§ **SHORT TASK**: Scan the lines below for the string "JSON" and copy every one that has it.

:: TASK DATA ::

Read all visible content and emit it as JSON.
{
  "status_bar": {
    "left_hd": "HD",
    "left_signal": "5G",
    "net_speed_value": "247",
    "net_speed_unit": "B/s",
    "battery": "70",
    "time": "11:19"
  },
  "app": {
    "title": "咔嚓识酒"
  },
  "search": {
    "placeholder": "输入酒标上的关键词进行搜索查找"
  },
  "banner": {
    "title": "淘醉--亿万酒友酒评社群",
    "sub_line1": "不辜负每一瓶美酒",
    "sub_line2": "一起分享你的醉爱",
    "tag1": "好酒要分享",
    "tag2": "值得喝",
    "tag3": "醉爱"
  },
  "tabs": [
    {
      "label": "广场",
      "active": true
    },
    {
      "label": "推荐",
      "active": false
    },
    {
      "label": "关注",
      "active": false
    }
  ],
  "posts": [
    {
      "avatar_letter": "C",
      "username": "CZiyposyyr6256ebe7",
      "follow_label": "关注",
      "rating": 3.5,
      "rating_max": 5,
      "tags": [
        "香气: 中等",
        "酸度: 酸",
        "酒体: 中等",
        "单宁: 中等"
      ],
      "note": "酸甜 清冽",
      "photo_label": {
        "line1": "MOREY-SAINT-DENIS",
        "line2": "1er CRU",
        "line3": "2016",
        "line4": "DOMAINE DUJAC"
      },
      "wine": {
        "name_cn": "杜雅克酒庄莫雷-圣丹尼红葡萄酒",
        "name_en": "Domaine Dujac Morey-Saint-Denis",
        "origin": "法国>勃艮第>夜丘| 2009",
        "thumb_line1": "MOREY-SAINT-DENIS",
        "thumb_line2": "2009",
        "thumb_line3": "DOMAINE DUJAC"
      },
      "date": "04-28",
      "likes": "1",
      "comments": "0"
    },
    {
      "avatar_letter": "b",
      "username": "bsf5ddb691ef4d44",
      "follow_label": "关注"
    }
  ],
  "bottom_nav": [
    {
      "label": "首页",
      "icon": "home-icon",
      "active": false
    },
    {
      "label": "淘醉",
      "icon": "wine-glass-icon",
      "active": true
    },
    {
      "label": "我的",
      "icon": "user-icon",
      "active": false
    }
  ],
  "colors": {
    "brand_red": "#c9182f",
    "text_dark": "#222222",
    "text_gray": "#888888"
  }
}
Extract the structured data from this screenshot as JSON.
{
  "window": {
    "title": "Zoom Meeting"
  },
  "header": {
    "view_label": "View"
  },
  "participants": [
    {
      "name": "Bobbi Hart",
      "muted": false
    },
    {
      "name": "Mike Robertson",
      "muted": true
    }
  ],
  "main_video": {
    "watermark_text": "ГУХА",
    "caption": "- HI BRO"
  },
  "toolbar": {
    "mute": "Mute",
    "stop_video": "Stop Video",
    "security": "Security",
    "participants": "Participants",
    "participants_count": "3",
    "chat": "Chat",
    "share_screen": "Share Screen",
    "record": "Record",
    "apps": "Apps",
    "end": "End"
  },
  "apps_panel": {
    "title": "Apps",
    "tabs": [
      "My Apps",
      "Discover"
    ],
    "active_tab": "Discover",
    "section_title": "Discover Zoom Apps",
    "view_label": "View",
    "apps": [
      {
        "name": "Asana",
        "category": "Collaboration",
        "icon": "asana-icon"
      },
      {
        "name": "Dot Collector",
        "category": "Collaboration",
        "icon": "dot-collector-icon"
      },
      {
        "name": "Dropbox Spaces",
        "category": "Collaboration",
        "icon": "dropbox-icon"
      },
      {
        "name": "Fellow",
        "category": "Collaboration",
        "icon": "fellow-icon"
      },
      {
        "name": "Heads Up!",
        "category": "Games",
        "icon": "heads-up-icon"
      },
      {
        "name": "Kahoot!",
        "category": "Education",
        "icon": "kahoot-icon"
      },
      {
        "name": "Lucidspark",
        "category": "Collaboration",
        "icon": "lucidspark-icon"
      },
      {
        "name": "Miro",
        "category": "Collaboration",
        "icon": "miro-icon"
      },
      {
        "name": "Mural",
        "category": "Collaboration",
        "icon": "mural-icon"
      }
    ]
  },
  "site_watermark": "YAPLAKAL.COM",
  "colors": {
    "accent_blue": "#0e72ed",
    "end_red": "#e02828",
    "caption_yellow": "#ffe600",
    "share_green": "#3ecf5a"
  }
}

:::

§ **SOLUTION BELOW**:
Read all visible content and emit it as JSON.
Extract the structured data from this screenshot as JSON.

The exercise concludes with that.